Wherever a line holds the string "Absolute", copy that line.

START EXTRACTED ENTRIES

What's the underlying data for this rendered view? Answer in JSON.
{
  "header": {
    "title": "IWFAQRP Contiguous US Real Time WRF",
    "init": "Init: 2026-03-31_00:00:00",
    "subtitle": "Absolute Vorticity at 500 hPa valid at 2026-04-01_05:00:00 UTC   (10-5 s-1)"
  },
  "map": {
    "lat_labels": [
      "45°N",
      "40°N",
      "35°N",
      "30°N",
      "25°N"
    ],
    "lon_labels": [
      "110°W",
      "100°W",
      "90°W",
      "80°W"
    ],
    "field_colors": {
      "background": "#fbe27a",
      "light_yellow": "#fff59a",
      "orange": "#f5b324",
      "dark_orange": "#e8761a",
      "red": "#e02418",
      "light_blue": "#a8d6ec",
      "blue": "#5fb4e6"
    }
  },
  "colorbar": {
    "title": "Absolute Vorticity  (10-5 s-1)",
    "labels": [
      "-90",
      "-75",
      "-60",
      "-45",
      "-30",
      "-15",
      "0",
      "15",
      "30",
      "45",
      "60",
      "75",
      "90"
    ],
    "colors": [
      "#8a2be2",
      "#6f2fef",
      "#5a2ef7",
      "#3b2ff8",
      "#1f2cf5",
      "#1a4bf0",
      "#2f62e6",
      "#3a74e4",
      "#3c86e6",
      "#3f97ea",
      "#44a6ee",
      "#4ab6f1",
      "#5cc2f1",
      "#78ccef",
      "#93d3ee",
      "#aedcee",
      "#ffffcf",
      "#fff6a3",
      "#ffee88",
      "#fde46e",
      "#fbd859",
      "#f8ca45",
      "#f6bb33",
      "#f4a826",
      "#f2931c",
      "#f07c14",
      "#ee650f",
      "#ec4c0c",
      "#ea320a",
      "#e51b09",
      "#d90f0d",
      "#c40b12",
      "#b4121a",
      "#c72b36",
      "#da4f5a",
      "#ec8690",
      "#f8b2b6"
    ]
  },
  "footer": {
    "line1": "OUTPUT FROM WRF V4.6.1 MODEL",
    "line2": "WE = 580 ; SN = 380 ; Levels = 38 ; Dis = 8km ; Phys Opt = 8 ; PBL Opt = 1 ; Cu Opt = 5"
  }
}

END EXTRACTED ENTRIES

CORRECT RESPONSE:
    "subtitle": "Absolute Vorticity at 500 hPa valid at 2026-04-01_05:00:00 UTC   (10-5 s-1)"
    "title": "Absolute Vorticity  (10-5 s-1)",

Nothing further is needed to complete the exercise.